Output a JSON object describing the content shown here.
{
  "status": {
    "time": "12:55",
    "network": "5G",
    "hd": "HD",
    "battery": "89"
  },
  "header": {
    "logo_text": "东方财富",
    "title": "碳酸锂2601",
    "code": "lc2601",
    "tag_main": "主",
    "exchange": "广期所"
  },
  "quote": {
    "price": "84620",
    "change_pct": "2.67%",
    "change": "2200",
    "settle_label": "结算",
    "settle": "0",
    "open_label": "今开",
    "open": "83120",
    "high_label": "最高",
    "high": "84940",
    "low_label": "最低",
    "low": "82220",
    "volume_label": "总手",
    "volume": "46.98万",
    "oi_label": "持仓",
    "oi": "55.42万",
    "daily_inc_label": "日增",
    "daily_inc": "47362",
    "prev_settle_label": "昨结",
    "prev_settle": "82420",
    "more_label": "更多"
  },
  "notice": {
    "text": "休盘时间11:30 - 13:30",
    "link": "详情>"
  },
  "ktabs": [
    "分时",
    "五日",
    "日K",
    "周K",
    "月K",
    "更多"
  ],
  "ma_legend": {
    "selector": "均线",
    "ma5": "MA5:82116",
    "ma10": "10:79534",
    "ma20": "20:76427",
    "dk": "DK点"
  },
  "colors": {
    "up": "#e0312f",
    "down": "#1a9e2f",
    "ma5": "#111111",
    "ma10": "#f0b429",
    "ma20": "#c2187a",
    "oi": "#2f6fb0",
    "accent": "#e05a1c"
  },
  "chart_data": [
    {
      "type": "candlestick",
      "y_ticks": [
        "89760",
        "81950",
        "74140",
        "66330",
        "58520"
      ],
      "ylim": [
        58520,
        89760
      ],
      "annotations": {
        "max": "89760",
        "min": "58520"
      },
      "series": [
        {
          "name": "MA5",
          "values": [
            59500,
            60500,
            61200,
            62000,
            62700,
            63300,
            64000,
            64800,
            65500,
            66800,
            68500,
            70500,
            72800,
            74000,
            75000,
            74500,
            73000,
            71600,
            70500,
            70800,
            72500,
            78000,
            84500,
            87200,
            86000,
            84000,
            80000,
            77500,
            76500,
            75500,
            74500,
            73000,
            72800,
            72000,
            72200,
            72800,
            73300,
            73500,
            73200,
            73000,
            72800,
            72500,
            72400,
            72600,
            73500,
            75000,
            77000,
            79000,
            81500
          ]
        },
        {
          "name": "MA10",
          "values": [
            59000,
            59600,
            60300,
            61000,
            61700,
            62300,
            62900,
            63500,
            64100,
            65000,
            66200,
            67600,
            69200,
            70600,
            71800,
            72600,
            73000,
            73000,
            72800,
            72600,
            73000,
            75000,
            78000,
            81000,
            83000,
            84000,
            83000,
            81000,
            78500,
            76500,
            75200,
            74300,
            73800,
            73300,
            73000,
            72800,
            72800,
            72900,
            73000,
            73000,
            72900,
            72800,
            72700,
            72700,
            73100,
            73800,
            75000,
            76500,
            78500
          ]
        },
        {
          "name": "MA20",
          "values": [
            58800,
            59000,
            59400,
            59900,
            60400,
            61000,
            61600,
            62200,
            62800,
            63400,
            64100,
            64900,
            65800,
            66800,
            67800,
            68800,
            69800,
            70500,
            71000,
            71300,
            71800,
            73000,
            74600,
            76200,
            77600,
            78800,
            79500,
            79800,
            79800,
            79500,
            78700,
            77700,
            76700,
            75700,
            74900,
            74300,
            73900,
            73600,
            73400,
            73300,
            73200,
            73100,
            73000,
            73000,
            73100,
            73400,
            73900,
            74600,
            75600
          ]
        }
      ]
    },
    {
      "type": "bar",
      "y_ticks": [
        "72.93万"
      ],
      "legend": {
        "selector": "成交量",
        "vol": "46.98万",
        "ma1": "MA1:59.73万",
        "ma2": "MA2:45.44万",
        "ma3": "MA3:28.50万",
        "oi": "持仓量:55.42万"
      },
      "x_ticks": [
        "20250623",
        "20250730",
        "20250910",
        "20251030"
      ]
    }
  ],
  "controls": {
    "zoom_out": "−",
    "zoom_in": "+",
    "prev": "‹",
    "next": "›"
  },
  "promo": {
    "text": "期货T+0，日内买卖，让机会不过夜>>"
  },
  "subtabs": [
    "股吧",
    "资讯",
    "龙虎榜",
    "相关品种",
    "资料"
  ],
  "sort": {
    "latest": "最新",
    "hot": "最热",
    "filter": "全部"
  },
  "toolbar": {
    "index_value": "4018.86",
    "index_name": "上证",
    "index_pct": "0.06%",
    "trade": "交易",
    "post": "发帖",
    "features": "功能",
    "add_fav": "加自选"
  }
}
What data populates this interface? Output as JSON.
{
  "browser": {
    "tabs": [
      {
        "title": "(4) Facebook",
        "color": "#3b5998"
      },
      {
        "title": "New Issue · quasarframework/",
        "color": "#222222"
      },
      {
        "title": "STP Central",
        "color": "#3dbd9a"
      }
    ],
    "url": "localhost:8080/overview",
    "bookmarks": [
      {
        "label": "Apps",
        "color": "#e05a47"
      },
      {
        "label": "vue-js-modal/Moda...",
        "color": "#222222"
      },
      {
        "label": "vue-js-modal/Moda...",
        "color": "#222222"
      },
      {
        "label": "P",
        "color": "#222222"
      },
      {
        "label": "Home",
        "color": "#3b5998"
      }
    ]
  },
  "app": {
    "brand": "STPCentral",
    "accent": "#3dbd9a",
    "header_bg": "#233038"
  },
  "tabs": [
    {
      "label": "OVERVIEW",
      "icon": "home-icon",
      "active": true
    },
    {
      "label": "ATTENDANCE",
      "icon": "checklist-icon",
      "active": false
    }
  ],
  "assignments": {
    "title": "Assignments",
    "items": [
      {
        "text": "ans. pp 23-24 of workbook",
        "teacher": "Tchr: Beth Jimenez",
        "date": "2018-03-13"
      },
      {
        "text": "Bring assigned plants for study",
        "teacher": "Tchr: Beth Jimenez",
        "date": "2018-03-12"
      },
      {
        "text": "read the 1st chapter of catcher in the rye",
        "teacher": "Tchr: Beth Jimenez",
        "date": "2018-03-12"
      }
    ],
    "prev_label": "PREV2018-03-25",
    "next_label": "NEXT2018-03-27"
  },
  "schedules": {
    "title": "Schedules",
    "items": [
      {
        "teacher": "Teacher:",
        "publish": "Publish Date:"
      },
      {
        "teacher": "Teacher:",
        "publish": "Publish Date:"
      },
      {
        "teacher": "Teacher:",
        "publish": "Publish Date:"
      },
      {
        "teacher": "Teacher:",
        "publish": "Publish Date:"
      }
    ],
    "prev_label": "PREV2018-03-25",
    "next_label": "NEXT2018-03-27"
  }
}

▸ WHAT YOU WILL DO:
Using the listing above, pick out each line that contains the word "JSON", then copy it.

▸ OUTPUT BELOW:
Output a JSON object describing the content shown here.
What data populates this interface? Output as JSON.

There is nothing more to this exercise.